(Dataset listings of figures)

──────────────────────────────

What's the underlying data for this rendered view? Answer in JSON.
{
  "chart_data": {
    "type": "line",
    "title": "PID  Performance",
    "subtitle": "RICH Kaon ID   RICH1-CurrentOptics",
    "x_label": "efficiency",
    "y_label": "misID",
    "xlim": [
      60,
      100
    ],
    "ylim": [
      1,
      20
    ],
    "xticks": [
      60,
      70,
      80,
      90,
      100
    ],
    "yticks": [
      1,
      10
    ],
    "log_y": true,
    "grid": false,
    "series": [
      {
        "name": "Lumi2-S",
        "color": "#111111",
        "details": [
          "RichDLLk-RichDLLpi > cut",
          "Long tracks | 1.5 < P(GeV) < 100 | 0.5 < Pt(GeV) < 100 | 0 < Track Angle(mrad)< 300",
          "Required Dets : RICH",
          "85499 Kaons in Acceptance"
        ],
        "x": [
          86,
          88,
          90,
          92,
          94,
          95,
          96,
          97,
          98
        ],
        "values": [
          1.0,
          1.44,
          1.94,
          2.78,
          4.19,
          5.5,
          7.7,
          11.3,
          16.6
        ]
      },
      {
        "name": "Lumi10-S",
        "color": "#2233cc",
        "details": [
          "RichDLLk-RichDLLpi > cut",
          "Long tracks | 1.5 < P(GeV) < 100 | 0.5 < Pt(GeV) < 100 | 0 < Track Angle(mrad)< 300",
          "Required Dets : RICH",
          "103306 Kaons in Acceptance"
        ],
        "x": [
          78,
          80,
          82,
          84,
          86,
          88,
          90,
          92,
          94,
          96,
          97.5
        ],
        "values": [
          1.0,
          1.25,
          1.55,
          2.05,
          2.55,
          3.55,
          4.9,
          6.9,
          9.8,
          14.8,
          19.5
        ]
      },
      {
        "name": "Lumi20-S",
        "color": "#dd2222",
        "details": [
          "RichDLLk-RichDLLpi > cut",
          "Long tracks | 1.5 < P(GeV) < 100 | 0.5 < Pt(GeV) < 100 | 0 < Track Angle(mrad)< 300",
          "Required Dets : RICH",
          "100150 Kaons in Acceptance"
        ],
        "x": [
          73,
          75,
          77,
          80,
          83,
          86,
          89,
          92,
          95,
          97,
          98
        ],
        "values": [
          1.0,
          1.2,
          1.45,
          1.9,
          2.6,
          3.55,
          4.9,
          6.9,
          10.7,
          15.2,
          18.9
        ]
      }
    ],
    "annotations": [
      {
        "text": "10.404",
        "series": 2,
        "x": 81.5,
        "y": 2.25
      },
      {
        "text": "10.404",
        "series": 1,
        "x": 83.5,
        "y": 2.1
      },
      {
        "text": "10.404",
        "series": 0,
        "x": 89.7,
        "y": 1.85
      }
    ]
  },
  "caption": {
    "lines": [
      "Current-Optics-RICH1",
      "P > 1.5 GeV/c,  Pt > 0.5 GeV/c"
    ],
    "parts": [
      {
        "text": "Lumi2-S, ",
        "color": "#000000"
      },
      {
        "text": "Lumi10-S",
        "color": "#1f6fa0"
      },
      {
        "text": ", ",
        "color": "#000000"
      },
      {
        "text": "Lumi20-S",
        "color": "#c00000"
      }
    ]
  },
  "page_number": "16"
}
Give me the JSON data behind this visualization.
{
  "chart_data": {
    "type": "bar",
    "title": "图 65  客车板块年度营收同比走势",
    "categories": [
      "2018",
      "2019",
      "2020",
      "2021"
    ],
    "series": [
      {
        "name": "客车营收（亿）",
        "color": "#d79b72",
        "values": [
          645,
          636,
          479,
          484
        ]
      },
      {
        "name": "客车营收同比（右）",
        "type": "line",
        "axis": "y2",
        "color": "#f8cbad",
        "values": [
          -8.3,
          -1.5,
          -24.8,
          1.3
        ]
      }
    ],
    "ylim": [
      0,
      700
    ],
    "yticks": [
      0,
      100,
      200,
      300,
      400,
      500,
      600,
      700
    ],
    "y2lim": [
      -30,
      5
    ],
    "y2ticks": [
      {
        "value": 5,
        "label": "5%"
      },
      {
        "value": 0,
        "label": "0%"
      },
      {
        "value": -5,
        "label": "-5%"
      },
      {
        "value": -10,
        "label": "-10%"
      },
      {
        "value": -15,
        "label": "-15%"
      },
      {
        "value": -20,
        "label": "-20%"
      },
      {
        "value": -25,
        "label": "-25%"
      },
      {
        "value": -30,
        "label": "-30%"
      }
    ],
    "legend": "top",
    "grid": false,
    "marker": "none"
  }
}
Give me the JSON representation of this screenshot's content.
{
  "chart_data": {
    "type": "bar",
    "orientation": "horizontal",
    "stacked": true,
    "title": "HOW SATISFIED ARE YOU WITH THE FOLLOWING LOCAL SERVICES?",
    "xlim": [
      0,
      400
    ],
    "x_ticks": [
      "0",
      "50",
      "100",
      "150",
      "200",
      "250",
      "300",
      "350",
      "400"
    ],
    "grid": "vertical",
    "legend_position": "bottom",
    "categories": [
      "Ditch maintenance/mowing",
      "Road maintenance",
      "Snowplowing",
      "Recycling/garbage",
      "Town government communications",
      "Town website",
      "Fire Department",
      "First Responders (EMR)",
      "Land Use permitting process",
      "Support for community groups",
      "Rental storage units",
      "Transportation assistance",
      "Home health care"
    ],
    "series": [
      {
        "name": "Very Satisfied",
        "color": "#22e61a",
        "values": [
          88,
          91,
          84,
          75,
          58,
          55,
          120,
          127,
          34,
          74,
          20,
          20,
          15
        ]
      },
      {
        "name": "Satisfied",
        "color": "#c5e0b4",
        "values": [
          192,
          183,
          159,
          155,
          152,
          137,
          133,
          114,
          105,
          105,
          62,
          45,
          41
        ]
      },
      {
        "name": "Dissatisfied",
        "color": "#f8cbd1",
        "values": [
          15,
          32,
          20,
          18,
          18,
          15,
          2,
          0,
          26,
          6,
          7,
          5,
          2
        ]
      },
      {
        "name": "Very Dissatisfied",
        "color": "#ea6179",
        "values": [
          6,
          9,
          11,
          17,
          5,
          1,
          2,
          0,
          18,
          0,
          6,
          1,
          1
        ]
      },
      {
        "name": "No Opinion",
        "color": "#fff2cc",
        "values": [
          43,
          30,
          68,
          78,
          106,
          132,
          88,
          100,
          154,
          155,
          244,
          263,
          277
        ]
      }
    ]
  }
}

──────────────────────────────

Each line of the listing above should be output exactly.

Result for this task —
What's the underlying data for this rendered view? Answer in JSON.
{
  "chart_data": {
    "type": "line",
    "title": "PID  Performance",
    "subtitle": "RICH Kaon ID   RICH1-CurrentOptics",
    "x_label": "efficiency",
    "y_label": "misID",
    "xlim": [
      60,
      100
    ],
    "ylim": [
      1,
      20
    ],
    "xticks": [
      60,
      70,
      80,
      90,
      100
    ],
    "yticks": [
      1,
      10
    ],
    "log_y": true,
    "grid": false,
    "series": [
      {
        "name": "Lumi2-S",
        "color": "#111111",
        "details": [
          "RichDLLk-RichDLLpi > cut",
          "Long tracks | 1.5 < P(GeV) < 100 | 0.5 < Pt(GeV) < 100 | 0 < Track Angle(mrad)< 300",
          "Required Dets : RICH",
          "85499 Kaons in Acceptance"
        ],
        "x": [
          86,
          88,
          90,
          92,
          94,
          95,
          96,
          97,
          98
        ],
        "values": [
          1.0,
          1.44,
          1.94,
          2.78,
          4.19,
          5.5,
          7.7,
          11.3,
          16.6
        ]
      },
      {
        "name": "Lumi10-S",
        "color": "#2233cc",
        "details": [
          "RichDLLk-RichDLLpi > cut",
          "Long tracks | 1.5 < P(GeV) < 100 | 0.5 < Pt(GeV) < 100 | 0 < Track Angle(mrad)< 300",
          "Required Dets : RICH",
          "103306 Kaons in Acceptance"
        ],
        "x": [
          78,
          80,
          82,
          84,
          86,
          88,
          90,
          92,
          94,
          96,
          97.5
        ],
        "values": [
          1.0,
          1.25,
          1.55,
          2.05,
          2.55,
          3.55,
          4.9,
          6.9,
          9.8,
          14.8,
          19.5
        ]
      },
      {
        "name": "Lumi20-S",
        "color": "#dd2222",
        "details": [
          "RichDLLk-RichDLLpi > cut",
          "Long tracks | 1.5 < P(GeV) < 100 | 0.5 < Pt(GeV) < 100 | 0 < Track Angle(mrad)< 300",
          "Required Dets : RICH",
          "100150 Kaons in Acceptance"
        ],
        "x": [
          73,
          75,
          77,
          80,
          83,
          86,
          89,
          92,
          95,
          97,
          98
        ],
        "values": [
          1.0,
          1.2,
          1.45,
          1.9,
          2.6,
          3.55,
          4.9,
          6.9,
          10.7,
          15.2,
          18.9
        ]
      }
    ],
    "annotations": [
      {
        "text": "10.404",
        "series": 2,
        "x": 81.5,
        "y": 2.25
      },
      {
        "text": "10.404",
        "series": 1,
        "x": 83.5,
        "y": 2.1
      },
      {
        "text": "10.404",
        "series": 0,
        "x": 89.7,
        "y": 1.85
      }
    ]
  },
  "caption": {
    "lines": [
      "Current-Optics-RICH1",
      "P > 1.5 GeV/c,  Pt > 0.5 GeV/c"
    ],
    "parts": [
      {
        "text": "Lumi2-S, ",
        "color": "#000000"
      },
      {
        "text": "Lumi10-S",
        "color": "#1f6fa0"
      },
      {
        "text": ", ",
        "color": "#000000"
      },
      {
        "text": "Lumi20-S",
        "color": "#c00000"
      }
    ]
  },
  "page_number": "16"
}
Give me the JSON data behind this visualization.
{
  "chart_data": {
    "type": "bar",
    "title": "图 65  客车板块年度营收同比走势",
    "categories": [
      "2018",
      "2019",
      "2020",
      "2021"
    ],
    "series": [
      {
        "name": "客车营收（亿）",
        "color": "#d79b72",
        "values": [
          645,
          636,
          479,
          484
        ]
      },
      {
        "name": "客车营收同比（右）",
        "type": "line",
        "axis": "y2",
        "color": "#f8cbad",
        "values": [
          -8.3,
          -1.5,
          -24.8,
          1.3
        ]
      }
    ],
    "ylim": [
      0,
      700
    ],
    "yticks": [
      0,
      100,
      200,
      300,
      400,
      500,
      600,
      700
    ],
    "y2lim": [
      -30,
      5
    ],
    "y2ticks": [
      {
        "value": 5,
        "label": "5%"
      },
      {
        "value": 0,
        "label": "0%"
      },
      {
        "value": -5,
        "label": "-5%"
      },
      {
        "value": -10,
        "label": "-10%"
      },
      {
        "value": -15,
        "label": "-15%"
      },
      {
        "value": -20,
        "label": "-20%"
      },
      {
        "value": -25,
        "label": "-25%"
      },
      {
        "value": -30,
        "label": "-30%"
      }
    ],
    "legend": "top",
    "grid": false,
    "marker": "none"
  }
}
Give me the JSON representation of this screenshot's content.
{
  "chart_data": {
    "type": "bar",
    "orientation": "horizontal",
    "stacked": true,
    "title": "HOW SATISFIED ARE YOU WITH THE FOLLOWING LOCAL SERVICES?",
    "xlim": [
      0,
      400
    ],
    "x_ticks": [
      "0",
      "50",
      "100",
      "150",
      "200",
      "250",
      "300",
      "350",
      "400"
    ],
    "grid": "vertical",
    "legend_position": "bottom",
    "categories": [
      "Ditch maintenance/mowing",
      "Road maintenance",
      "Snowplowing",
      "Recycling/garbage",
      "Town government communications",
      "Town website",
      "Fire Department",
      "First Responders (EMR)",
      "Land Use permitting process",
      "Support for community groups",
      "Rental storage units",
      "Transportation assistance",
      "Home health care"
    ],
    "series": [
      {
        "name": "Very Satisfied",
        "color": "#22e61a",
        "values": [
          88,
          91,
          84,
          75,
          58,
          55,
          120,
          127,
          34,
          74,
          20,
          20,
          15
        ]
      },
      {
        "name": "Satisfied",
        "color": "#c5e0b4",
        "values": [
          192,
          183,
          159,
          155,
          152,
          137,
          133,
          114,
          105,
          105,
          62,
          45,
          41
        ]
      },
      {
        "name": "Dissatisfied",
        "color": "#f8cbd1",
        "values": [
          15,
          32,
          20,
          18,
          18,
          15,
          2,
          0,
          26,
          6,
          7,
          5,
          2
        ]
      },
      {
        "name": "Very Dissatisfied",
        "color": "#ea6179",
        "values": [
          6,
          9,
          11,
          17,
          5,
          1,
          2,
          0,
          18,
          0,
          6,
          1,
          1
        ]
      },
      {
        "name": "No Opinion",
        "color": "#fff2cc",
        "values": [
          43,
          30,
          68,
          78,
          106,
          132,
          88,
          100,
          154,
          155,
          244,
          263,
          277
        ]
      }
    ]
  }
}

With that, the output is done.